--- BEGIN DATA IN THIS EXERCISE ---

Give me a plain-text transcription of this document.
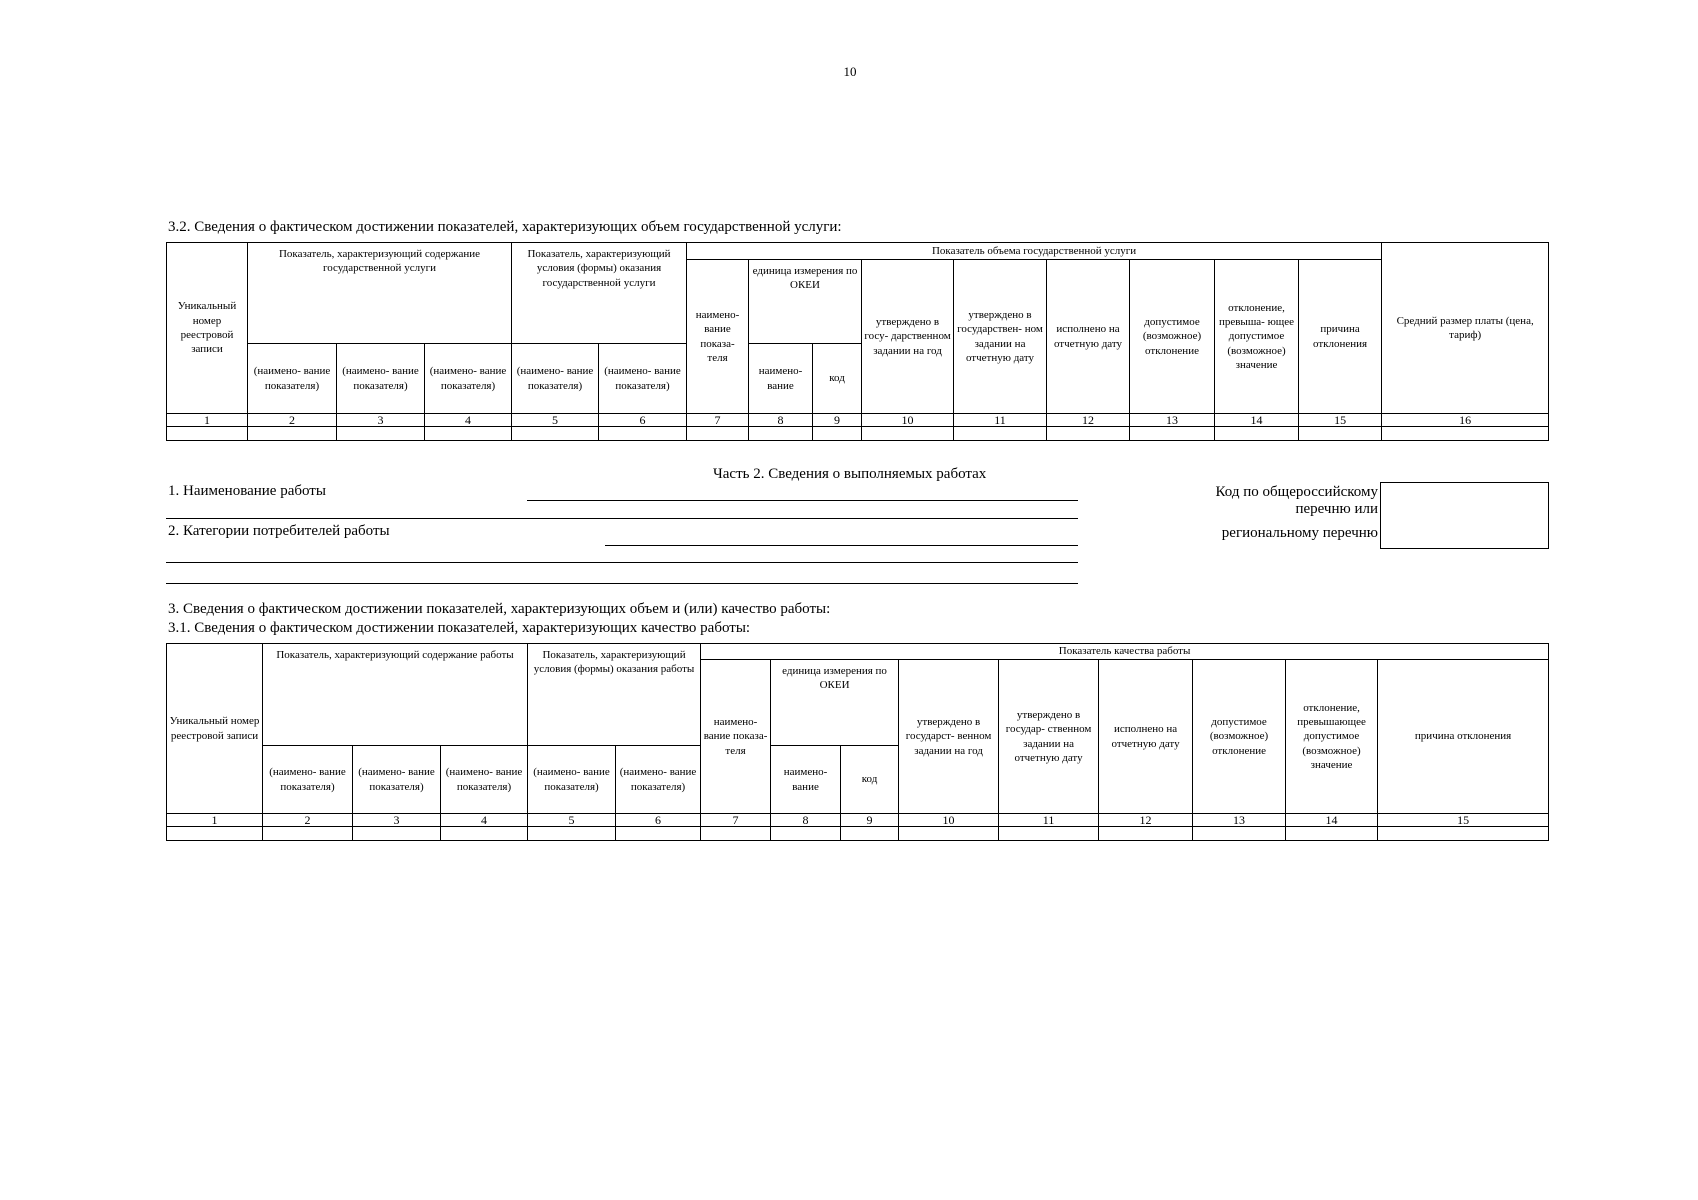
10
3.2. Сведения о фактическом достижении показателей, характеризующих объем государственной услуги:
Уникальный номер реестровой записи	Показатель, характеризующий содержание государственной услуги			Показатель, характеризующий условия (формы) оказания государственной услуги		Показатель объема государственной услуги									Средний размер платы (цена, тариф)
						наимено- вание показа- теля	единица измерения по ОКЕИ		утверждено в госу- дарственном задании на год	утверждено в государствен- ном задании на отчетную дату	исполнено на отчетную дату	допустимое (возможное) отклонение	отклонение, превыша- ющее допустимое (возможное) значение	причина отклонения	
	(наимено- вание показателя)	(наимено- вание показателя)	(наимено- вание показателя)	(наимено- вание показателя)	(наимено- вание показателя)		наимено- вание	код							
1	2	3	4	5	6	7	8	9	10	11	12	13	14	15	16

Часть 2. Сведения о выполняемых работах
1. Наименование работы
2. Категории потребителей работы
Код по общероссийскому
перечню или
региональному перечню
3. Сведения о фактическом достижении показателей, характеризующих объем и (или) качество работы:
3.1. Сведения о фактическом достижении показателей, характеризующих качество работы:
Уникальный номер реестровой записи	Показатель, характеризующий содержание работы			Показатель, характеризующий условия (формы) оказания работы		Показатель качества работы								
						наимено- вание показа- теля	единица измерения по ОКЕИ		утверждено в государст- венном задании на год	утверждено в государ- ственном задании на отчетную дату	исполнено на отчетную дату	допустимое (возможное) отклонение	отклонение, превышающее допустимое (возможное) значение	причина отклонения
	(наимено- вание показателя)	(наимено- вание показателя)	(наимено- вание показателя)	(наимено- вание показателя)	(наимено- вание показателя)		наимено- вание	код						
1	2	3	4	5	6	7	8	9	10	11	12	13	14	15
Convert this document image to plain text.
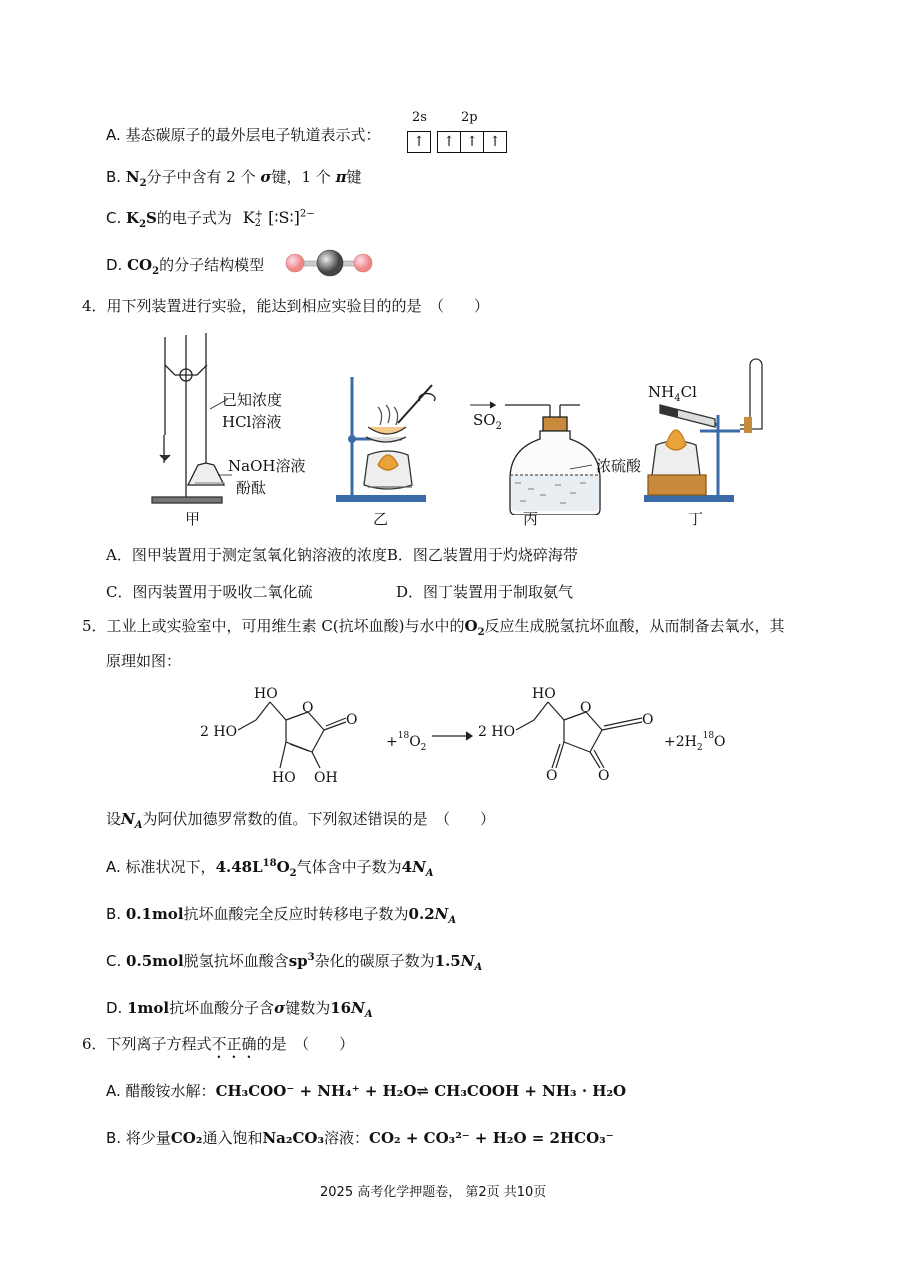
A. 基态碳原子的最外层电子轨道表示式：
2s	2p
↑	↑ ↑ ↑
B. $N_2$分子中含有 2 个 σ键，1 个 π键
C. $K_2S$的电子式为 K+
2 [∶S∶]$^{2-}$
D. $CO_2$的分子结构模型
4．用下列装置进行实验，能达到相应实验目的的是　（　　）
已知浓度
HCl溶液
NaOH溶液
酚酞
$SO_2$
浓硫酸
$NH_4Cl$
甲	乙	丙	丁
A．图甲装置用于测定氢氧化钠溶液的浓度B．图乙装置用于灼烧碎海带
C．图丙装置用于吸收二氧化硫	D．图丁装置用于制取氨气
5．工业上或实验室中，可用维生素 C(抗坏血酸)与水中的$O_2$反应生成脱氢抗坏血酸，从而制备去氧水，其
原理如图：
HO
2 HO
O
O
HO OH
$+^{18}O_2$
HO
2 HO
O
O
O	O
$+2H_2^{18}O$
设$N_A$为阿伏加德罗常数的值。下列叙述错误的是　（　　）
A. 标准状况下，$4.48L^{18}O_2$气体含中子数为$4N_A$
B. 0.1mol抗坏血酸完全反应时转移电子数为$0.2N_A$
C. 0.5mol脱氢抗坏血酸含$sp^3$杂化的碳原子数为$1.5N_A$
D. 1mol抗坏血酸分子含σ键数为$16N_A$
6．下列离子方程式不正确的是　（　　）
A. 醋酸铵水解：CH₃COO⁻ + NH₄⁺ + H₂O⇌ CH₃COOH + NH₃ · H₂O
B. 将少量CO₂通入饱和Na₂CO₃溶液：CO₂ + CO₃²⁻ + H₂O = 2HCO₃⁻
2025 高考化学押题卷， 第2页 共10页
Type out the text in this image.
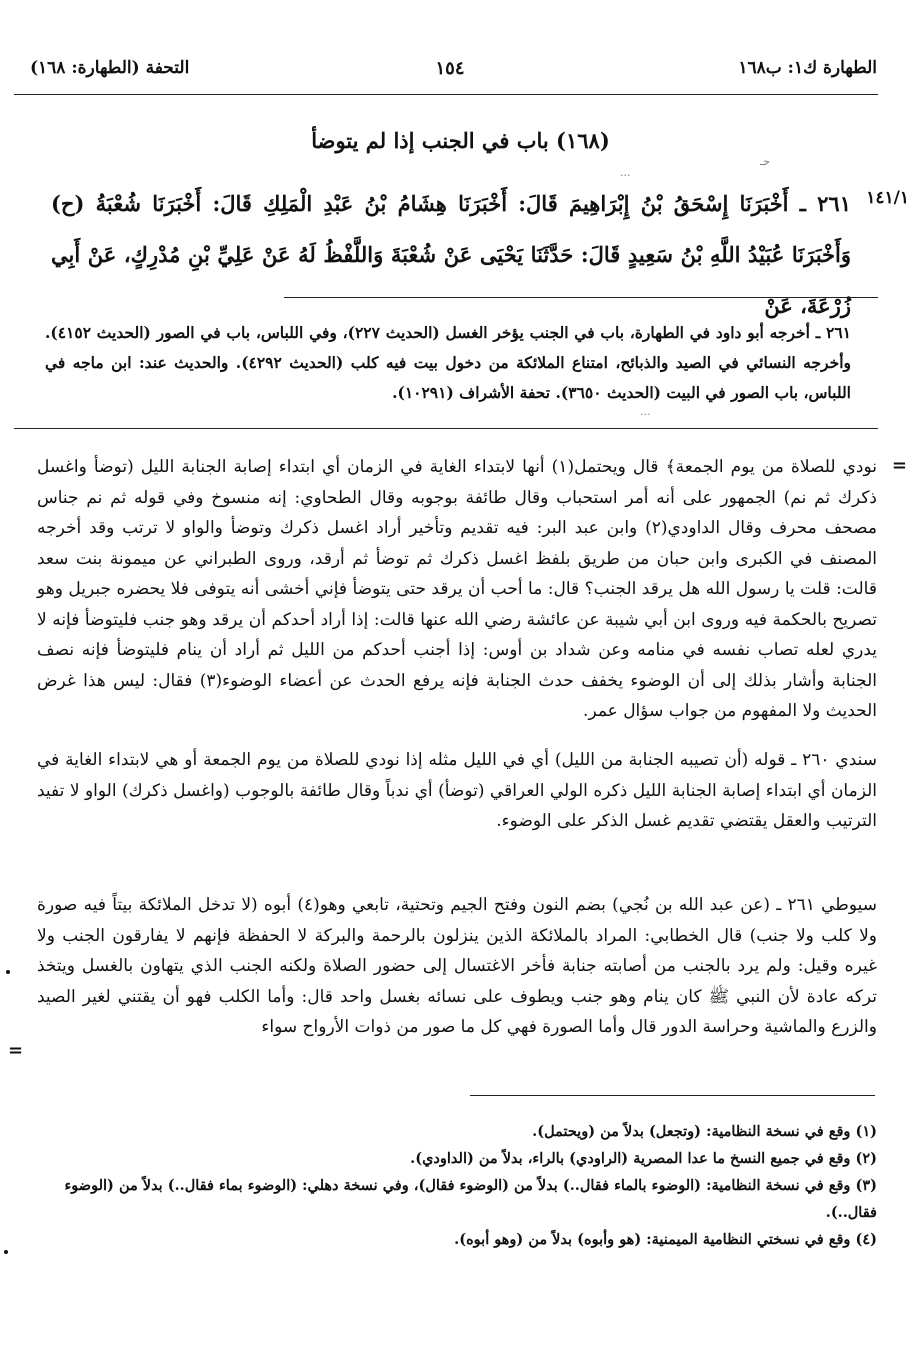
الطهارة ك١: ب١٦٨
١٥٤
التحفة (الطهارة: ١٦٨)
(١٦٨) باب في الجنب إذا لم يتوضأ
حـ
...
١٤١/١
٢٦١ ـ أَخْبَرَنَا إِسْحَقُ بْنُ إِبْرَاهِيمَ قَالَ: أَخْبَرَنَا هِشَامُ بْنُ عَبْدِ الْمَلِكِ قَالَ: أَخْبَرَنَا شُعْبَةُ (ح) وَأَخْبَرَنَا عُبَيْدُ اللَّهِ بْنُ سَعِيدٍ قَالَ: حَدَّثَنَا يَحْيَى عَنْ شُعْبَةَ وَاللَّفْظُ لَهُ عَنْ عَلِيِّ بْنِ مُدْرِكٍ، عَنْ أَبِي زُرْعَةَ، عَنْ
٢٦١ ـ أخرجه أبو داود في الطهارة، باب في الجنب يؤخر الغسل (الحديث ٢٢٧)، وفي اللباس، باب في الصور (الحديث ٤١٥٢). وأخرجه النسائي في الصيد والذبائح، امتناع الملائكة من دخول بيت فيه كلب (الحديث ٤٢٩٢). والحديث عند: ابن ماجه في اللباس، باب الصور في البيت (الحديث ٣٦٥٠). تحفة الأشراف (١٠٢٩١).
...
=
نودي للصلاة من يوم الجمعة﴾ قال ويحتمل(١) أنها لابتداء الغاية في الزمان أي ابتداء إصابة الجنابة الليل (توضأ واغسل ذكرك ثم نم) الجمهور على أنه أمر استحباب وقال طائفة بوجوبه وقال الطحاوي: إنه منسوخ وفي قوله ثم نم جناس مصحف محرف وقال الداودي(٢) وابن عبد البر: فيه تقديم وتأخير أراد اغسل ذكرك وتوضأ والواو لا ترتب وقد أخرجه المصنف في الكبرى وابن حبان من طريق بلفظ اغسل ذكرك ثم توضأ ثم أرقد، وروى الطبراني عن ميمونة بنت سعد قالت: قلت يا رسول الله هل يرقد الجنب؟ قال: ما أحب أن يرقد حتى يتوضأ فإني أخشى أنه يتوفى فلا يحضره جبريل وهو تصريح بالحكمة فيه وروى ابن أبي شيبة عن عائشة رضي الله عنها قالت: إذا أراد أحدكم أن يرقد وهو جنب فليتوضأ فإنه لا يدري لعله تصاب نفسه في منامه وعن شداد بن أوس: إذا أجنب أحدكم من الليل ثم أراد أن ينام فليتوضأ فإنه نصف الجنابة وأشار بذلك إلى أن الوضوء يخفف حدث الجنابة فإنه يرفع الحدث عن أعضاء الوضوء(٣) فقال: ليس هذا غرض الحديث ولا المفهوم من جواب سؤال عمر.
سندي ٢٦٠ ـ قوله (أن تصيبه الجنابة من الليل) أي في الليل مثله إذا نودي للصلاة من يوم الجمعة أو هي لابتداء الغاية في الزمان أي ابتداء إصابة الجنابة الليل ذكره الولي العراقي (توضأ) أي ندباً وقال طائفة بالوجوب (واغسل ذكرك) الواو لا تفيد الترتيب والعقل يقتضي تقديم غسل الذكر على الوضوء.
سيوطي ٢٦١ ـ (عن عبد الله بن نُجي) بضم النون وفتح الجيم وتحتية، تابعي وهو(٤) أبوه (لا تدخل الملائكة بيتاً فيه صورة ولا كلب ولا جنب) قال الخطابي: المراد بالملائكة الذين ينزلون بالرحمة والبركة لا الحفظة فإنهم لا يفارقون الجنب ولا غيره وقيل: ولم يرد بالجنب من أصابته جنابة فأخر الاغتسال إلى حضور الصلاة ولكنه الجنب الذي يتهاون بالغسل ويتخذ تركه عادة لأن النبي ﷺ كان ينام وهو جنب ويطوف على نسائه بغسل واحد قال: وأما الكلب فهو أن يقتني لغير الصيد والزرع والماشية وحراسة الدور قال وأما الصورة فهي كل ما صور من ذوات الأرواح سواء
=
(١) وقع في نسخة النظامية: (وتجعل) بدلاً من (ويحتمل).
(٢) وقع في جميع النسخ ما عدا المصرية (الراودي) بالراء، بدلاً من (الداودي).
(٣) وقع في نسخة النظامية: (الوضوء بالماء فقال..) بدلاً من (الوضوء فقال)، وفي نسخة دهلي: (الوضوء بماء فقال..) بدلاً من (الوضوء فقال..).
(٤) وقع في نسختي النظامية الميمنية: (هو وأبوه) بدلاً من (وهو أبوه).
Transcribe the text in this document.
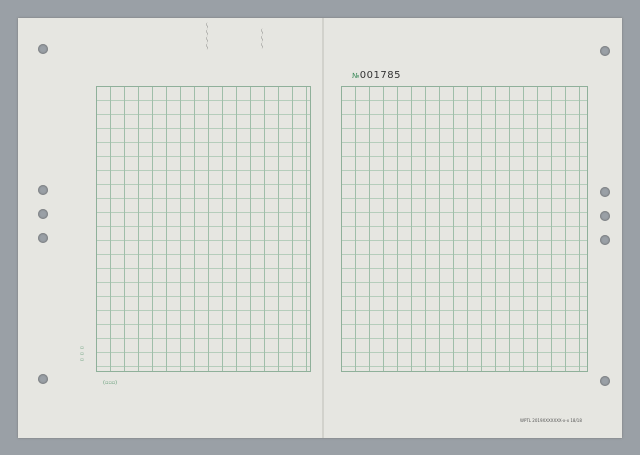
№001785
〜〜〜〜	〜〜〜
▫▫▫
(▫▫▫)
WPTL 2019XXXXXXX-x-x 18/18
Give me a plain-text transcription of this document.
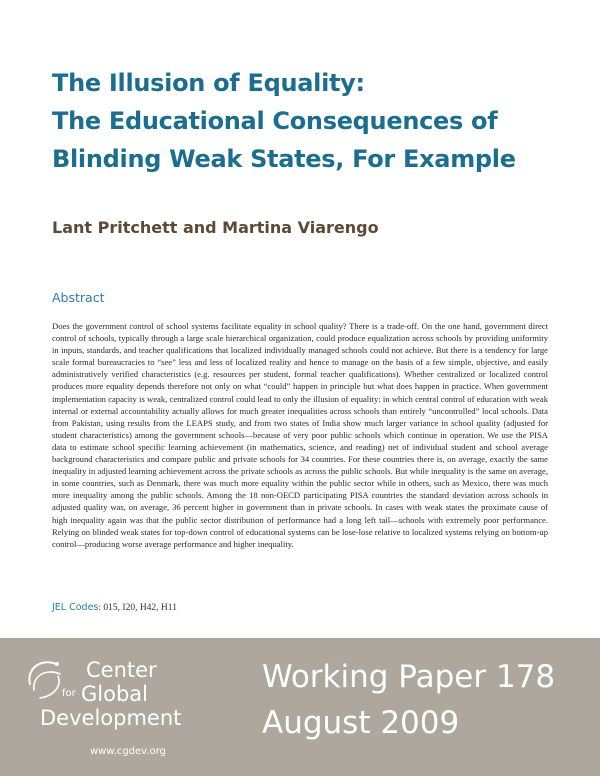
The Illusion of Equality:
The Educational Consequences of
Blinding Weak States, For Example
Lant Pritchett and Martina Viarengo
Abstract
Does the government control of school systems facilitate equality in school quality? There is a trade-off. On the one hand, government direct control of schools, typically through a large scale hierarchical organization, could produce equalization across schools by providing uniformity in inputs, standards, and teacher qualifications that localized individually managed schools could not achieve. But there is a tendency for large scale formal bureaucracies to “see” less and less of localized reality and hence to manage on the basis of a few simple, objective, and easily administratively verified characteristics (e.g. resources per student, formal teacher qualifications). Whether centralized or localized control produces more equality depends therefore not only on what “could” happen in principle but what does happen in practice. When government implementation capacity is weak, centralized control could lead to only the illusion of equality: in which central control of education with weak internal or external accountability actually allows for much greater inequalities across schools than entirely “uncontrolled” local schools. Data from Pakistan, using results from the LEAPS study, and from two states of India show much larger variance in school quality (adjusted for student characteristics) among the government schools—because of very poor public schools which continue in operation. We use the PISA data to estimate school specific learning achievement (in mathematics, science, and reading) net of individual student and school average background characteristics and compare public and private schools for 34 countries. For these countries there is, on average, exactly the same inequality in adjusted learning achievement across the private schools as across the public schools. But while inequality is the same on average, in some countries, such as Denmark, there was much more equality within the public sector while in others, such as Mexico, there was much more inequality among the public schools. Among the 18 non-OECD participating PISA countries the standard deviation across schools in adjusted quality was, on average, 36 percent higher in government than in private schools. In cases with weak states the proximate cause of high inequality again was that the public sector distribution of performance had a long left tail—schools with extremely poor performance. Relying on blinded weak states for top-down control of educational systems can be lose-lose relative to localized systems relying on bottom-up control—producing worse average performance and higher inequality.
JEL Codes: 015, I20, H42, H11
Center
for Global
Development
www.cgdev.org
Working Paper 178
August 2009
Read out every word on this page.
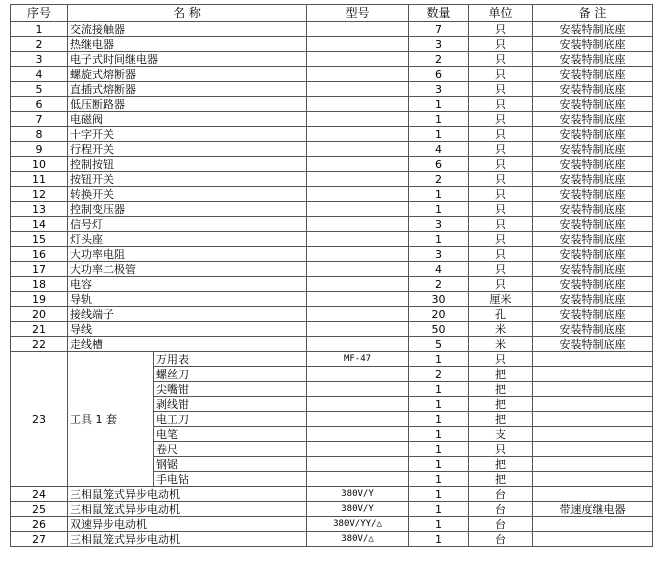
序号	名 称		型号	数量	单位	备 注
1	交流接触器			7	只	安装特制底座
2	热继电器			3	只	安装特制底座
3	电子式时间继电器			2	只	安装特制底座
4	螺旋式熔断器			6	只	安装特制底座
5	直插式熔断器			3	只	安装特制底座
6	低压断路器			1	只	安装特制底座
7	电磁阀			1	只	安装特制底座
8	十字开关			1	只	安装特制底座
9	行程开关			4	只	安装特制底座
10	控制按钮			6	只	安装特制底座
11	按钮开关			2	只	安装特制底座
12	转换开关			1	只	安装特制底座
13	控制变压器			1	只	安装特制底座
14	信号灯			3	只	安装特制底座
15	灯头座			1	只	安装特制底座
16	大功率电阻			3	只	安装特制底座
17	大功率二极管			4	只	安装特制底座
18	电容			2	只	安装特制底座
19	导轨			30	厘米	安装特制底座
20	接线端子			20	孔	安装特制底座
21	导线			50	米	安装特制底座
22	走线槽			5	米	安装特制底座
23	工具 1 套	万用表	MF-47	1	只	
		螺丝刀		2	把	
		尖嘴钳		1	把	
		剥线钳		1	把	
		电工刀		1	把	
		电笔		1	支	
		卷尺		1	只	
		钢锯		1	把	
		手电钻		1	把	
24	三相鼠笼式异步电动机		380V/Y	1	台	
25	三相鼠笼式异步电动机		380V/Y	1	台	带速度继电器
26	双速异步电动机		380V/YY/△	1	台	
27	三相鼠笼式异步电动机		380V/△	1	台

--- END DATA IN THIS EXERCISE ---

# GOAL
Copy out each line of the records that holds the string "لابتداء".

# THE RESULT
نودي للصلاة من يوم الجمعة﴾ قال ويحتمل(١) أنها لابتداء الغاية في الزمان أي ابتداء إصابة الجنابة الليل (توضأ واغسل ذكرك ثم نم) الجمهور على أنه أمر استحباب وقال طائفة بوجوبه وقال الطحاوي: إنه منسوخ وفي قوله ثم نم جناس مصحف محرف وقال الداودي(٢) وابن عبد البر: فيه تقديم وتأخير أراد اغسل ذكرك وتوضأ والواو لا ترتب وقد أخرجه المصنف في الكبرى وابن حبان من طريق بلفظ اغسل ذكرك ثم توضأ ثم أرقد، وروى الطبراني عن ميمونة بنت سعد قالت: قلت يا رسول الله هل يرقد الجنب؟ قال: ما أحب أن يرقد حتى يتوضأ فإني أخشى أنه يتوفى فلا يحضره جبريل وهو تصريح بالحكمة فيه وروى ابن أبي شيبة عن عائشة رضي الله عنها قالت: إذا أراد أحدكم أن يرقد وهو جنب فليتوضأ فإنه لا يدري لعله تصاب نفسه في منامه وعن شداد بن أوس: إذا أجنب أحدكم من الليل ثم أراد أن ينام فليتوضأ فإنه نصف الجنابة وأشار بذلك إلى أن الوضوء يخفف حدث الجنابة فإنه يرفع الحدث عن أعضاء الوضوء(٣) فقال: ليس هذا غرض الحديث ولا المفهوم من جواب سؤال عمر.
سندي ٢٦٠ ـ قوله (أن تصيبه الجنابة من الليل) أي في الليل مثله إذا نودي للصلاة من يوم الجمعة أو هي لابتداء الغاية في الزمان أي ابتداء إصابة الجنابة الليل ذكره الولي العراقي (توضأ) أي ندباً وقال طائفة بالوجوب (واغسل ذكرك) الواو لا تفيد الترتيب والعقل يقتضي تقديم غسل الذكر على الوضوء.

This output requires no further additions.